Text to read -
═══

The rusty nail. Photo by iPhone.

The Rusty Nail. Photo by iPhone (miss you, Donna!).

“You’re gonna be a Scotch drinker,” my Grandma Rose said to me at the end of a Christmas dinner, with an approving smile.

I was all of about six years old. This was still the 1960s and everybody drank. I had asked for, and was given, a sip of my father’s after-dinner cordial, a tiny glass of Drambuie, and had claimed to like it. I did like it, in fact—unlike that nasty martini my father would often have (story of that first taste here). The Drambuie was syrupy sweet and I marveled at the way the alcohol seemed to blow up inside my mouth. Alas, a sip was all I would get. My tastes today, contrary to Rose’s prediction, run to bourbon, but I still love the flavor of Drambuie, the Scotch-based liqueur. It and the bottle bring me back to my childhood home on Norwood Road, and my aunt and uncle’s home on Blackmore Road, where Drambuie was often served. Indeed, the bottle pictured here was purchased by my father.

And it was my father who, many year later, when I was in my early twenties, asked me after a more ordinary weekend meal, if I’d like an after-dinner drink. “How about a Rusty Nail?” he asked.

“What’s a Rusty Nail?” I asked.

This made him happy, and he said, “Let me make you one!”

And so, about a quarter century ago, I had my first Rusty Nail. I loved everything about it, not least of which was the name. What a great name for a cocktail.

As I’m lacking here in Scotch-based cocktails, and thinking of my dad as the holidays approach (well, actually, my dear old dad, gone five years now, is never far from my thoughts), and feeling an urge for a warm, rich cocktail on a chilly Friday evening, home at last after being gone most of the fall, a Rusty Nail it is.

Make it as sweet or dry as you wish. Traditionally it is a 2 to 1 ratio of Scotch to Drambuie, which is how I prefer it. You want to be able to taste the Drambuie. Some prefer it dry, about 4 to 1. This is a matter of taste. Use an Islay-style single-malt and you have a variant, a Smoky Nail. A Rusty Nail can be served neat, but at our house it was always on the rocks.

Happy Friday, all!

The Rusty Nail

  • 2 ounces Scotch
  • 1 ounce Drambuie
  • 1 twist of lemon
  1. Combine the Scotch and Drambuie in an old-fashioned glass. Fill it with ice and garnish with a twist.

Other links you may like:

© 2013 Michael Ruhlman. Photo © 2013 Donna Turner Ruhlman. All rights reserved.

 

Share

9 Wonderful responses to “Friday Cocktail Hour: The Rusty Nail”

═══

Information provided -
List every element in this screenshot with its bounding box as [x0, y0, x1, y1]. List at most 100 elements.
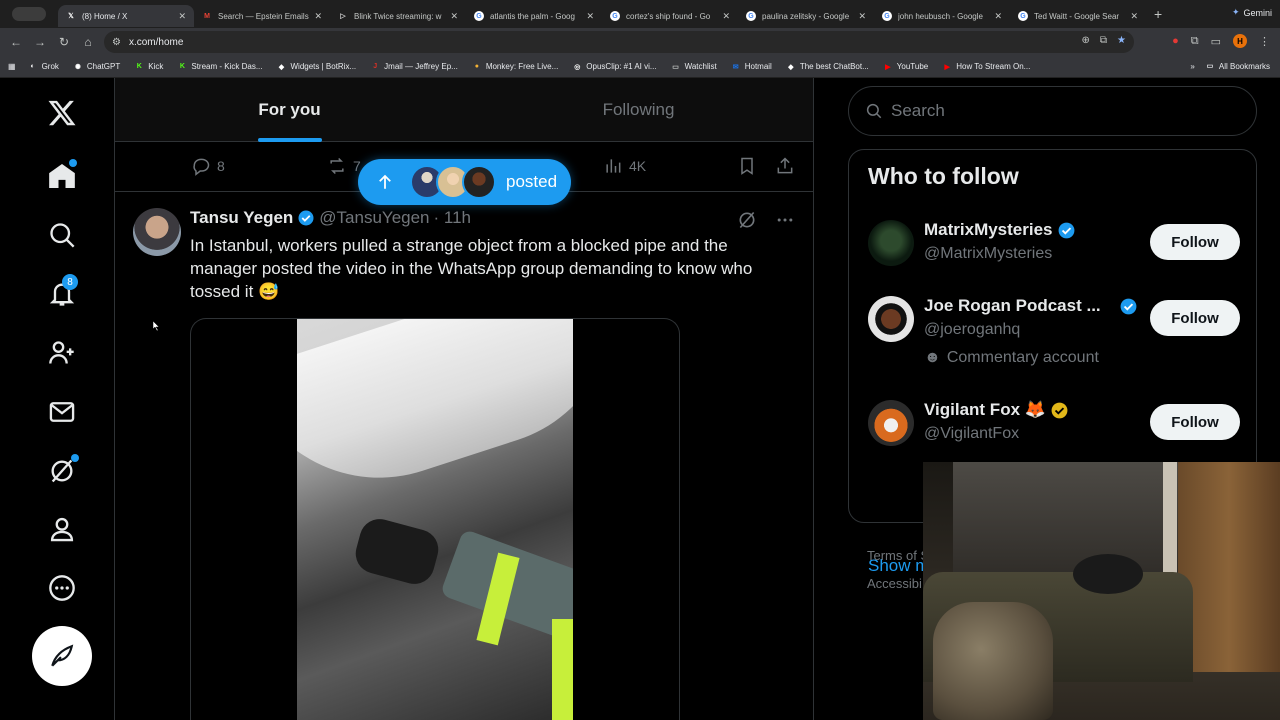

═══

Request -
Copy the Rusty Nail post from "Make it as sweet" to "All rights reserved.". The listing comes from a different source than the text.

The result -
Make it as sweet or dry as you wish. Traditionally it is a 2 to 1 ratio of Scotch to Drambuie, which is how I prefer it. You want to be able to taste the Drambuie. Some prefer it dry, about 4 to 1. This is a matter of taste. Use an Islay-style single-malt and you have a variant, a Smoky Nail. A Rusty Nail can be served neat, but at our house it was always on the rocks.

Happy Friday, all!

The Rusty Nail

  • 2 ounces Scotch
  • 1 ounce Drambuie
  • 1 twist of lemon
  1. Combine the Scotch and Drambuie in an old-fashioned glass. Fill it with ice and garnish with a twist.

Other links you may like:

© 2013 Michael Ruhlman. Photo © 2013 Donna Turner Ruhlman. All rights reserved.